Collection entries
───

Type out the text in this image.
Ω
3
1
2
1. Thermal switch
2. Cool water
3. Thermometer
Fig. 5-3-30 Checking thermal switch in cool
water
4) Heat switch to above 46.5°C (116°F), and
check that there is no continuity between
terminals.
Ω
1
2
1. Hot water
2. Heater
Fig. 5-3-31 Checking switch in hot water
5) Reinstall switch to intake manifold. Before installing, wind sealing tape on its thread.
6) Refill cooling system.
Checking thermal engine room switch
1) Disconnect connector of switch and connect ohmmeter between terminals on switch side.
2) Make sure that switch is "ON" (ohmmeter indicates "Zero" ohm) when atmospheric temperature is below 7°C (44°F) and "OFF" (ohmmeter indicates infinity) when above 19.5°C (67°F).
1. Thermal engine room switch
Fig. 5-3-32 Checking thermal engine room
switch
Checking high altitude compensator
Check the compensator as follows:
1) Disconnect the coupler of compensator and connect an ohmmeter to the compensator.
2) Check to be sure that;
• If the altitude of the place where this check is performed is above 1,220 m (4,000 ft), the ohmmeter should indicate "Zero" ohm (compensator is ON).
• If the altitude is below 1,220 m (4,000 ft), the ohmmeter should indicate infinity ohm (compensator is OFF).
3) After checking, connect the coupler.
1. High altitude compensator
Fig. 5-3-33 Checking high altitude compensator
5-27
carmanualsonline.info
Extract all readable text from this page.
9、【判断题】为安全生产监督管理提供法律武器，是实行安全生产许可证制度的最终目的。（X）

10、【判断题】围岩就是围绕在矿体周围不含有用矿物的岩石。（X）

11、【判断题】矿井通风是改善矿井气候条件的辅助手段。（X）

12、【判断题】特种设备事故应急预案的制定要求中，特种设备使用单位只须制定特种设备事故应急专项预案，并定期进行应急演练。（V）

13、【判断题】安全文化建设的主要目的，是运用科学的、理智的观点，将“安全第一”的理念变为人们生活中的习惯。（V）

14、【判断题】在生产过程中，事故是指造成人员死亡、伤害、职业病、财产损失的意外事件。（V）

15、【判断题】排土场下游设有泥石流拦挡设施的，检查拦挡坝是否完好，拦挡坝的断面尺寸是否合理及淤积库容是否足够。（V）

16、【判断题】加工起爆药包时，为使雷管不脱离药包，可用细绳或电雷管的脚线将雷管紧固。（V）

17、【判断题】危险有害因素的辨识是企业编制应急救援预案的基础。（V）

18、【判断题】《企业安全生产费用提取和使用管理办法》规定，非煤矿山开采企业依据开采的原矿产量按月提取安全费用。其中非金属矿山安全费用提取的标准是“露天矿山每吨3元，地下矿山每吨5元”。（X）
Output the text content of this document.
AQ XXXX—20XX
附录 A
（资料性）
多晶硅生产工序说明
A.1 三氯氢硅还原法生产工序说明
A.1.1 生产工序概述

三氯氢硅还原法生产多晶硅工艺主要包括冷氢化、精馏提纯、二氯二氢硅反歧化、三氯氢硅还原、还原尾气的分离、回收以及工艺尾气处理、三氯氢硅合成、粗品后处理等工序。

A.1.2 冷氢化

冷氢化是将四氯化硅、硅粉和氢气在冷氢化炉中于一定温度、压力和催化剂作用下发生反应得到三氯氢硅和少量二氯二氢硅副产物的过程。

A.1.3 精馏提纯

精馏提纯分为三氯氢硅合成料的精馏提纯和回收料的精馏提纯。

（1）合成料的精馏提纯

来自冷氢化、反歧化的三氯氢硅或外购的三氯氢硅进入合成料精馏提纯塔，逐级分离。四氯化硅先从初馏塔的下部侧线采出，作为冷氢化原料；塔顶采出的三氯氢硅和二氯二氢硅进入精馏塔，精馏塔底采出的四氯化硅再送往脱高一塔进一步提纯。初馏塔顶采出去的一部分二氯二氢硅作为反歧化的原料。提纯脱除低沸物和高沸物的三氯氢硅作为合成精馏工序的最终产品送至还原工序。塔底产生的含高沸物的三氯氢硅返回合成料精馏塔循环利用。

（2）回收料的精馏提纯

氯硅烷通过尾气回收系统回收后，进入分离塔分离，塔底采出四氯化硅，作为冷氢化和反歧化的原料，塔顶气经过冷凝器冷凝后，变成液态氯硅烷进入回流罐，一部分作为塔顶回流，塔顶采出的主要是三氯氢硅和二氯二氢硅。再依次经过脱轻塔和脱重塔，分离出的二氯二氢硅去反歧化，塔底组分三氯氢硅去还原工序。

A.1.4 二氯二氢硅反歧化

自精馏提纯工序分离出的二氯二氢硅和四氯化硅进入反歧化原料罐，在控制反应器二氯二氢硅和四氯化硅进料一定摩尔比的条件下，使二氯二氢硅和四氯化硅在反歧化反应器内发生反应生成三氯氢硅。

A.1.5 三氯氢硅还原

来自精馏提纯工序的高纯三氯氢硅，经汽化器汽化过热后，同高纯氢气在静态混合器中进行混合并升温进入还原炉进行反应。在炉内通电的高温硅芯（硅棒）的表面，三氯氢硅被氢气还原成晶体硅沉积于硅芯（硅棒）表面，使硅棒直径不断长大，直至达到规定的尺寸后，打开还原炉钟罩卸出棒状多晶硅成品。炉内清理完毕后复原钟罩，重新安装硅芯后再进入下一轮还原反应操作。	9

───

Exercise brief: Copy every line of the entries above in which "二氯二氢硅反歧化" occurs.

Correct output:
三氯氢硅还原法生产多晶硅工艺主要包括冷氢化、精馏提纯、二氯二氢硅反歧化、三氯氢硅还原、还原尾气的分离、回收以及工艺尾气处理、三氯氢硅合成、粗品后处理等工序。
A.1.4 二氯二氢硅反歧化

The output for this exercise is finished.